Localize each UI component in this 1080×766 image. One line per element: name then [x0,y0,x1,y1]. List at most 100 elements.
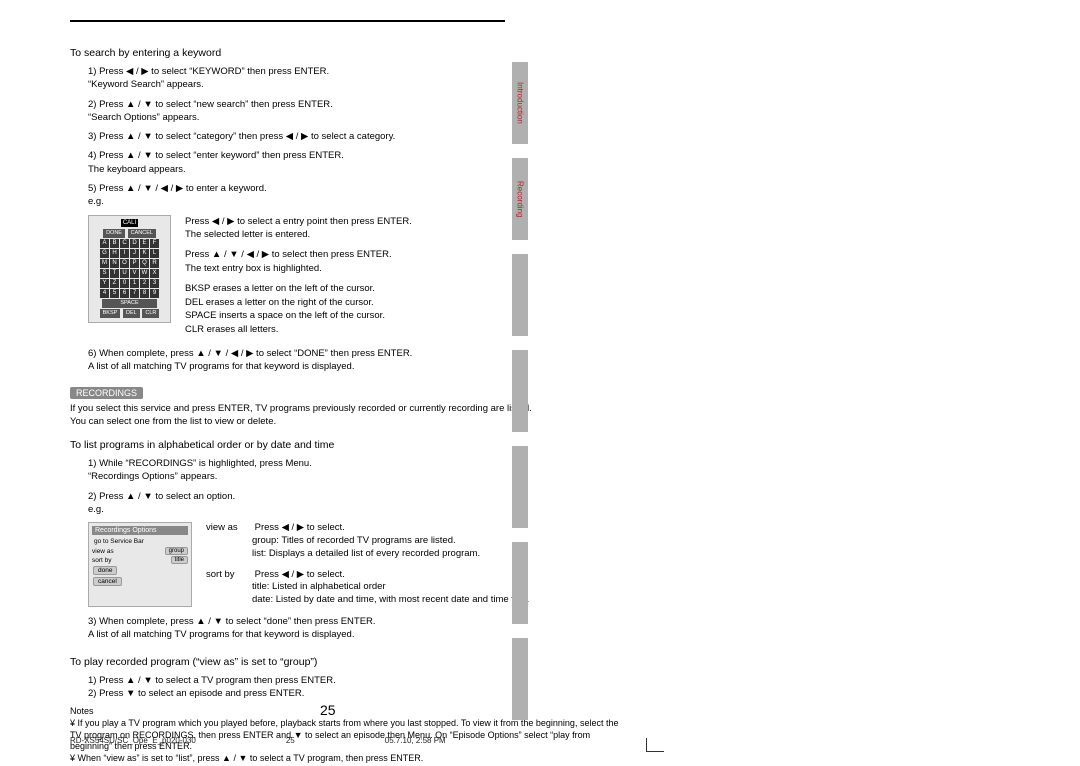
step-num: 2) [88,99,96,110]
opt-term: view as [206,522,252,535]
kb-key: G [100,249,109,258]
search-step: 2) Press ▲ / ▼ to select “new search” th… [88,98,630,125]
recordings-heading: To list programs in alphabetical order o… [70,439,630,451]
kb-key: E [140,239,149,248]
notes-title: Notes [70,706,630,718]
kb-key: J [130,249,139,258]
rec-step: 2) Press ▲ / ▼ to select an option. e.g. [88,490,630,517]
tab-recording: Recording [512,158,528,240]
search-step: 3) Press ▲ / ▼ to select “category” then… [88,130,630,143]
step-text: Press ▲ / ▼ / ◀ / ▶ to enter a keyword. [99,183,267,194]
kb-key: C [120,239,129,248]
kb-key: 7 [130,289,139,298]
tab-blank [512,446,528,528]
tab-blank [512,254,528,336]
kb-key: O [120,259,129,268]
kb-key: Z [110,279,119,288]
tab-blank [512,638,528,720]
kb-key: 9 [150,289,159,298]
kb-del: DEL [123,309,140,318]
kb-desc-line: SPACE inserts a space on the left of the… [185,310,385,321]
dialog-back: go to Service Bar [92,537,188,546]
play-step: 1) Press ▲ / ▼ to select a TV program th… [88,674,630,687]
onscreen-keyboard: CALI DONE CANCEL ABCDEF GHIJKL MNOPQR ST… [88,215,171,323]
kb-key: L [150,249,159,258]
footer-folio: 25 [286,736,295,745]
kb-clr: CLR [142,309,159,318]
kb-key: M [100,259,109,268]
kb-key: F [150,239,159,248]
rec-step: 1) While “RECORDINGS” is highlighted, pr… [88,457,630,484]
footer-doc-id: RD-XS54SU/SC_Ope_E_p020-030 [70,736,196,745]
kb-header: CALI [121,219,138,227]
recordings-label: RECORDINGS [70,387,143,399]
step-num: 1) [88,66,96,77]
kb-key: Y [100,279,109,288]
step-sub: “Keyword Search” appears. [88,79,204,90]
kb-desc-line: Press ◀ / ▶ to select a entry point then… [185,216,412,227]
kb-key: V [130,269,139,278]
play-steps: 1) Press ▲ / ▼ to select a TV program th… [88,674,630,701]
kb-key: R [150,259,159,268]
kb-key: H [110,249,119,258]
recordings-intro: If you select this service and press ENT… [70,403,630,429]
opt-line: Press ◀ / ▶ to select. [255,522,345,533]
footer-timestamp: 05.7.10, 2:58 PM [385,736,446,745]
opt-term: sort by [206,569,252,582]
opt-detail: date: Listed by date and time, with most… [252,594,529,605]
crop-mark-icon [646,734,672,752]
search-step6: 6) When complete, press ▲ / ▼ / ◀ / ▶ to… [88,347,630,374]
step-sub: A list of all matching TV programs for t… [88,361,354,372]
kb-key: I [120,249,129,258]
text: If you select this service and press ENT… [70,403,532,414]
kb-key: W [140,269,149,278]
play-step: 2) Press ▼ to select an episode and pres… [88,687,630,700]
step-sub: e.g. [88,504,104,515]
search-step: 4) Press ▲ / ▼ to select “enter keyword”… [88,149,630,176]
step-text: While “RECORDINGS” is highlighted, press… [99,458,312,469]
kb-key: 8 [140,289,149,298]
step-num: 3) [88,131,96,142]
kb-desc-line: DEL erases a letter on the right of the … [185,297,374,308]
step-text: Press ▲ / ▼ to select “new search” then … [99,99,333,110]
step-sub: “Recordings Options” appears. [88,471,217,482]
step-num: 5) [88,183,96,194]
step-text: 3) When complete, press ▲ / ▼ to select … [88,616,376,627]
page-number: 25 [320,702,336,718]
tab-introduction: Introduction [512,62,528,144]
kb-desc-line: BKSP erases a letter on the left of the … [185,283,375,294]
kb-key: 6 [120,289,129,298]
kb-bksp: BKSP [100,309,121,318]
kb-key: S [100,269,109,278]
kb-key: T [110,269,119,278]
tab-blank [512,542,528,624]
side-tabs: Introduction Recording [512,62,528,734]
kb-key: X [150,269,159,278]
opt-label: view as [92,548,114,555]
kb-desc-line: Press ▲ / ▼ / ◀ / ▶ to select then press… [185,249,392,260]
step-sub: A list of all matching TV programs for t… [88,629,354,640]
step-sub: “Search Options” appears. [88,112,199,123]
options-row: Recordings Options go to Service Bar vie… [88,522,630,607]
search-heading: To search by entering a keyword [70,47,630,59]
keyboard-desc: Press ◀ / ▶ to select a entry point then… [185,215,630,337]
opt-value: group [165,547,188,555]
kb-key: 1 [130,279,139,288]
step-sub: e.g. [88,196,104,207]
opt-label: sort by [92,557,112,564]
recordings-steps: 1) While “RECORDINGS” is highlighted, pr… [88,457,630,516]
opt-detail: list: Displays a detailed list of every … [252,548,480,559]
step-text: 6) When complete, press ▲ / ▼ / ◀ / ▶ to… [88,348,412,359]
step-num: 2) [88,491,96,502]
kb-key: 0 [120,279,129,288]
kb-key: A [100,239,109,248]
text: You can select one from the list to view… [70,416,276,427]
dialog-cancel: cancel [93,577,122,586]
dialog-done: done [93,566,117,575]
step-text: Press ▲ / ▼ to select an option. [99,491,235,502]
step-num: 1) [88,458,96,469]
kb-key: N [110,259,119,268]
kb-key: D [130,239,139,248]
rec-step3: 3) When complete, press ▲ / ▼ to select … [88,615,630,642]
kb-key: Q [140,259,149,268]
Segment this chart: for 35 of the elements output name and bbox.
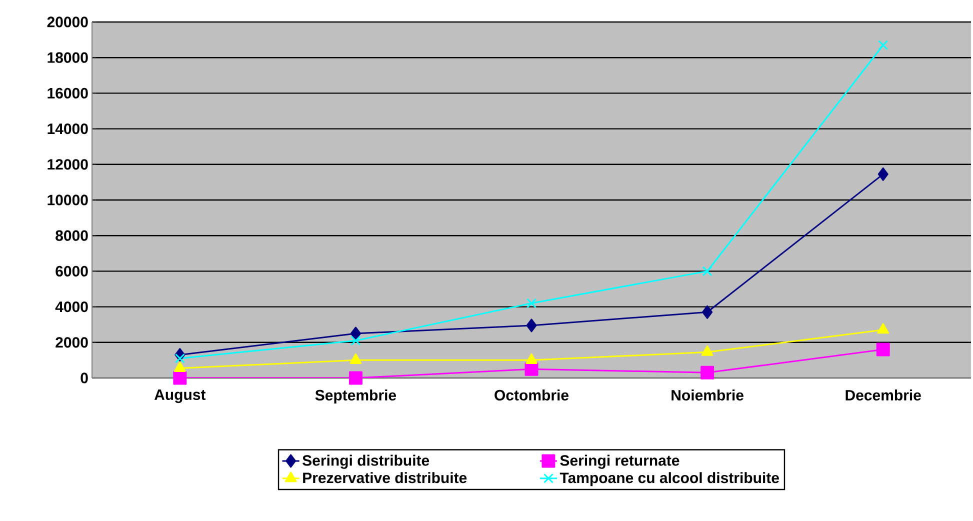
point (878, 40, 888, 50)
y-tick-label: 4000 (55, 301, 88, 312)
y-tick-label: 14000 (48, 123, 88, 134)
legend-label: Prezervative distribuite (303, 472, 467, 484)
point (350, 336, 361, 346)
y-tick-label: 6000 (56, 266, 88, 276)
point (526, 318, 537, 332)
y-tick-label: 12000 (48, 159, 88, 170)
y-tick-label: 10000 (48, 194, 88, 206)
point (348, 371, 362, 385)
x-tick-label: Noiembrie (672, 390, 744, 401)
point (702, 266, 712, 276)
x-tick-label: Octombrie (494, 390, 568, 401)
legend-label: Seringi distribuite (302, 454, 430, 469)
y-tick-label: 18000 (48, 52, 88, 63)
point (524, 362, 538, 376)
y-tick-label: 8000 (56, 230, 88, 241)
y-tick-label: 0 (80, 372, 88, 384)
point (173, 371, 187, 385)
y-tick-label: 20000 (47, 16, 88, 28)
point (877, 323, 890, 334)
x-tick-label: Decembrie (846, 390, 921, 401)
point (174, 353, 185, 364)
legend-label: Tampoane cu alcool distribuite (560, 472, 779, 486)
point (350, 326, 361, 340)
legend-label: Seringi returnate (560, 454, 680, 469)
point (876, 342, 890, 356)
point (702, 305, 713, 319)
y-tick-label: 2000 (56, 337, 88, 348)
x-tick-label: August (154, 390, 206, 404)
y-tick-label: 16000 (48, 88, 88, 98)
point (878, 167, 888, 181)
x-tick-label: Septembrie (315, 390, 396, 404)
point (700, 366, 714, 380)
point (526, 298, 536, 308)
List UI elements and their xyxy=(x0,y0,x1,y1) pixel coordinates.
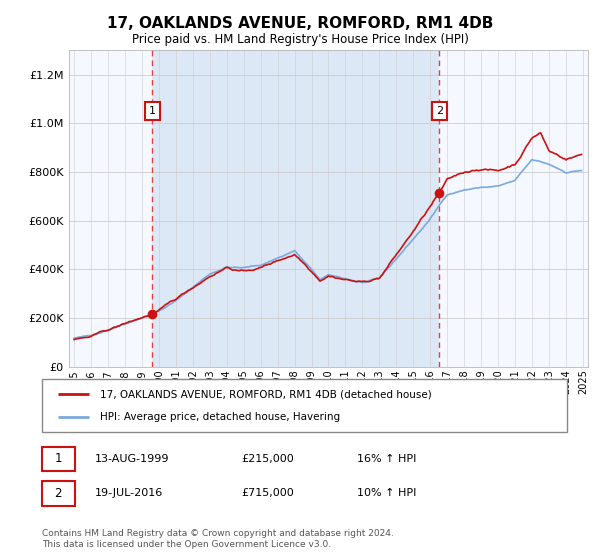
Text: 17, OAKLANDS AVENUE, ROMFORD, RM1 4DB (detached house): 17, OAKLANDS AVENUE, ROMFORD, RM1 4DB (d… xyxy=(100,389,431,399)
Text: 10% ↑ HPI: 10% ↑ HPI xyxy=(357,488,416,498)
Text: 13-AUG-1999: 13-AUG-1999 xyxy=(95,454,169,464)
Text: 1: 1 xyxy=(55,452,62,465)
Text: Price paid vs. HM Land Registry's House Price Index (HPI): Price paid vs. HM Land Registry's House … xyxy=(131,32,469,46)
Text: 2: 2 xyxy=(55,487,62,500)
Text: HPI: Average price, detached house, Havering: HPI: Average price, detached house, Have… xyxy=(100,412,340,422)
Text: 2: 2 xyxy=(436,106,443,116)
FancyBboxPatch shape xyxy=(42,446,74,471)
Text: 17, OAKLANDS AVENUE, ROMFORD, RM1 4DB: 17, OAKLANDS AVENUE, ROMFORD, RM1 4DB xyxy=(107,16,493,31)
Text: £715,000: £715,000 xyxy=(241,488,294,498)
FancyBboxPatch shape xyxy=(42,481,74,506)
Text: 19-JUL-2016: 19-JUL-2016 xyxy=(95,488,163,498)
Text: £215,000: £215,000 xyxy=(241,454,294,464)
FancyBboxPatch shape xyxy=(42,379,567,432)
Text: 1: 1 xyxy=(149,106,156,116)
Text: Contains HM Land Registry data © Crown copyright and database right 2024.
This d: Contains HM Land Registry data © Crown c… xyxy=(42,529,394,549)
Bar xyxy=(152,50,439,367)
Text: 16% ↑ HPI: 16% ↑ HPI xyxy=(357,454,416,464)
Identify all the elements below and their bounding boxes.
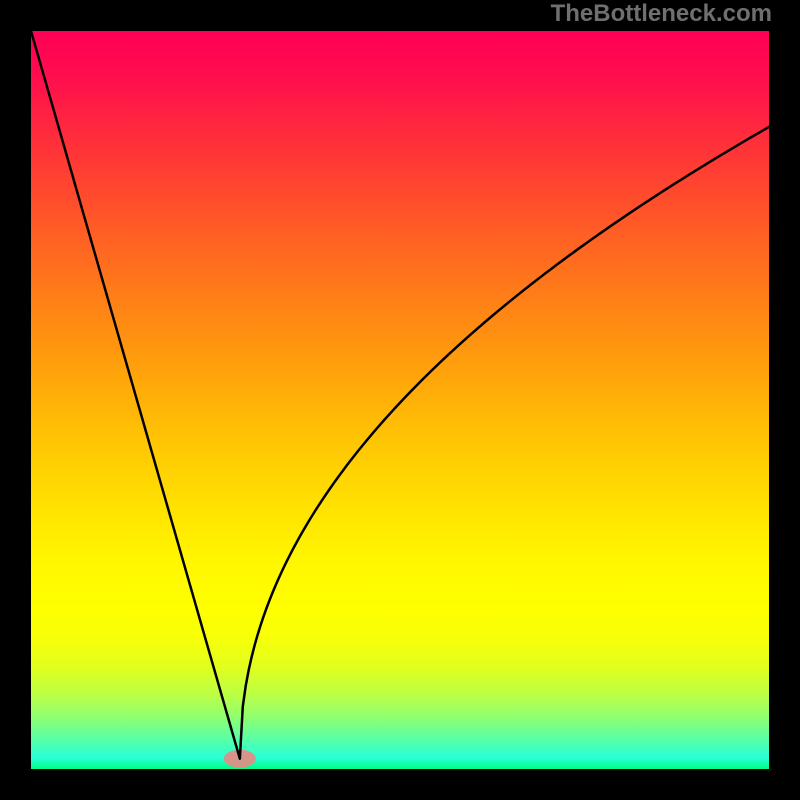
watermark-text: TheBottleneck.com bbox=[551, 0, 772, 28]
chart-svg bbox=[31, 31, 769, 769]
chart-background bbox=[31, 31, 769, 769]
chart-plot-area bbox=[31, 31, 769, 769]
________________________
• WHAT YOU NEED TO DO
Convert the stretch of lines above, from the line containing "watermark-text: TheBottleneck.com bbox=[551, 0, 772, 28]" through the end of the records, into a JSON list of strings with one string per line and blank lines left out.

• RESULT BELOW
[
  "watermark-text: TheBottleneck.com bbox=[551, 0, 772, 28]",
  "chart-svg bbox=[31, 31, 769, 769]",
  "chart-background bbox=[31, 31, 769, 769]",
  "chart-plot-area bbox=[31, 31, 769, 769]"
]